Data excerpts:
══════════════════════════════

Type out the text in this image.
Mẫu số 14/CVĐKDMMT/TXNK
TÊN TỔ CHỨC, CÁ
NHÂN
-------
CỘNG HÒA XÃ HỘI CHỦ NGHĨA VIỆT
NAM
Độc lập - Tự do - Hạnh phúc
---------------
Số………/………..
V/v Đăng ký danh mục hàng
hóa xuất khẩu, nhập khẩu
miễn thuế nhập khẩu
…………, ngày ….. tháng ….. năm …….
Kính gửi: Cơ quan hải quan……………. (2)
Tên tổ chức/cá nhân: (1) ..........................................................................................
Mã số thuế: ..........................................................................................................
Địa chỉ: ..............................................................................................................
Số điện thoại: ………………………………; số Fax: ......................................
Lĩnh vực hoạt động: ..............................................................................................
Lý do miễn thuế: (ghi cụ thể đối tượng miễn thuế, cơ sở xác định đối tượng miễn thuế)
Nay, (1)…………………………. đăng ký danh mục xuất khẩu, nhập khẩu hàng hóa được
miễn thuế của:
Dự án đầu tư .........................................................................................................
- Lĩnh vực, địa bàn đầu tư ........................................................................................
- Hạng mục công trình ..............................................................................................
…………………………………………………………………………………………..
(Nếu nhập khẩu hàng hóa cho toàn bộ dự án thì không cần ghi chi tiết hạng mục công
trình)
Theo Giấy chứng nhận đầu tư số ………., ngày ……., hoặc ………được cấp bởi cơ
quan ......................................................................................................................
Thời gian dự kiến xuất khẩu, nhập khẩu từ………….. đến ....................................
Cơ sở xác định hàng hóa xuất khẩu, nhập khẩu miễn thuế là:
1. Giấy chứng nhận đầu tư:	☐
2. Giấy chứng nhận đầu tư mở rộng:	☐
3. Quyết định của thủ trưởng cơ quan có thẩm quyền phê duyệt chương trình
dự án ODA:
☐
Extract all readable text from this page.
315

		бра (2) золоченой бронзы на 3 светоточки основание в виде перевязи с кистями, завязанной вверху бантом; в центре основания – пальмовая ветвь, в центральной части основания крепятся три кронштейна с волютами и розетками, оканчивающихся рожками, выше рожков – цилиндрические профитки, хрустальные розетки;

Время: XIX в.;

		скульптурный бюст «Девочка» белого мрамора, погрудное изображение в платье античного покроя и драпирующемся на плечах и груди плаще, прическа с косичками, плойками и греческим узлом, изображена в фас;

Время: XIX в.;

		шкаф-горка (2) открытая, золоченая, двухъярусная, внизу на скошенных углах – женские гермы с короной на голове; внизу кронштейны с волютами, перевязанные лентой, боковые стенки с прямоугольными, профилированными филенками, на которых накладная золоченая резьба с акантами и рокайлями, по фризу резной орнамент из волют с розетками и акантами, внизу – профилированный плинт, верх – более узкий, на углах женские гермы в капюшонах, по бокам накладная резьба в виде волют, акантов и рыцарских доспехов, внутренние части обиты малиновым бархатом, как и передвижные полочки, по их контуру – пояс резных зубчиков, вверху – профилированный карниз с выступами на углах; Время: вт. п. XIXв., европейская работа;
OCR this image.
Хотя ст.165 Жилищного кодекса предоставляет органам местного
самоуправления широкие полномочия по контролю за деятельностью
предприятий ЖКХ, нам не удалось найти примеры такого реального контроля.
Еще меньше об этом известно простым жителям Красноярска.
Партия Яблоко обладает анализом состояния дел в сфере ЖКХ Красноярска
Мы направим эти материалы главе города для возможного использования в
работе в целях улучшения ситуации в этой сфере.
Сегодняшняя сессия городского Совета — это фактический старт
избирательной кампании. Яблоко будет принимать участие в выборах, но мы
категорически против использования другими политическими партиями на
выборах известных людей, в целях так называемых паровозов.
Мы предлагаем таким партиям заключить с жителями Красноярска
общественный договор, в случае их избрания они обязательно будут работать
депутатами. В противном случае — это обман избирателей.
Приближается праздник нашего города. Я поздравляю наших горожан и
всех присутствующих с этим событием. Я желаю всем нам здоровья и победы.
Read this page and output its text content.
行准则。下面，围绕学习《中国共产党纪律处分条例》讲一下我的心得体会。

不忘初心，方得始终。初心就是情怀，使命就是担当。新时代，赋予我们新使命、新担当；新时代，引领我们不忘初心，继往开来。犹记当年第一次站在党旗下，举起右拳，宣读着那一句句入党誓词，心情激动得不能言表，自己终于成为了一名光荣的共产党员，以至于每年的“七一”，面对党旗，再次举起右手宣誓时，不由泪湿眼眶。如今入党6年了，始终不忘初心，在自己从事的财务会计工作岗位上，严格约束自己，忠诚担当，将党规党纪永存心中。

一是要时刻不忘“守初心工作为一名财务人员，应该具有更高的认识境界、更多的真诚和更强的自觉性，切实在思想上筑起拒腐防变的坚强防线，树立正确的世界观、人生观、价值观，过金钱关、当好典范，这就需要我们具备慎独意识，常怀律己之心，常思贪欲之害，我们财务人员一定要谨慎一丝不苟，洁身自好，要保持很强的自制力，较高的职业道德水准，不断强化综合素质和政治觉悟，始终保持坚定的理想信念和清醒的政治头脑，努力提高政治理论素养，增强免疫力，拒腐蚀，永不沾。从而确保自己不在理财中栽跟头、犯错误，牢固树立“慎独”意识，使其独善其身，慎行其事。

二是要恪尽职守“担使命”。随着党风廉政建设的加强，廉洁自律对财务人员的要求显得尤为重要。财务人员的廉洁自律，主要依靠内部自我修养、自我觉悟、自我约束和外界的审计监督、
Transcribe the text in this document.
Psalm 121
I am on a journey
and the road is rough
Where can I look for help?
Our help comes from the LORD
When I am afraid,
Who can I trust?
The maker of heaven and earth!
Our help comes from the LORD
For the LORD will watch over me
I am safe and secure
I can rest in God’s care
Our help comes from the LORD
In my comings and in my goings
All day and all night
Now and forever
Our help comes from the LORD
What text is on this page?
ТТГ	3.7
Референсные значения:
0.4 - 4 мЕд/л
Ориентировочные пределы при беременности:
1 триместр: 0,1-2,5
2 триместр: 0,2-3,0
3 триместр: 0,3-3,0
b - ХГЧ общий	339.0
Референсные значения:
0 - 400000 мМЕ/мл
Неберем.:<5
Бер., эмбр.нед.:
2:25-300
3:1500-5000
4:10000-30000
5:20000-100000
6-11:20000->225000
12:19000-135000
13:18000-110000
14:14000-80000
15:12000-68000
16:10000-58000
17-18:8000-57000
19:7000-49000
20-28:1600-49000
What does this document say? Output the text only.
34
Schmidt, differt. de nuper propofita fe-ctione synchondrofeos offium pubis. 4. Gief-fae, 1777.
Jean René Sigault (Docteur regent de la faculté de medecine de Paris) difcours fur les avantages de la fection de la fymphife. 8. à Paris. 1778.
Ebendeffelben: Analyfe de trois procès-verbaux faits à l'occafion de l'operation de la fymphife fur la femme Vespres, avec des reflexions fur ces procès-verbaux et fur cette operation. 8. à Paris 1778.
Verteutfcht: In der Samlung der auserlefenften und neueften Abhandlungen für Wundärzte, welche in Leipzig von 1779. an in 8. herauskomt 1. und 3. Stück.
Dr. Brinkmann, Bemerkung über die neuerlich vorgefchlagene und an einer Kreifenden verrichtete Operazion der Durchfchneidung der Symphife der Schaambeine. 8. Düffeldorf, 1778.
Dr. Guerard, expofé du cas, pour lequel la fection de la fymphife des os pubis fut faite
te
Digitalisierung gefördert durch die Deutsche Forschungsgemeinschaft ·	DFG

══════════════════════════════

PROBLEM REQUIREMENTS: Note how many lines of the material contain the string "chứng". Then report that number by itself.

RESPONSE BELOW: 3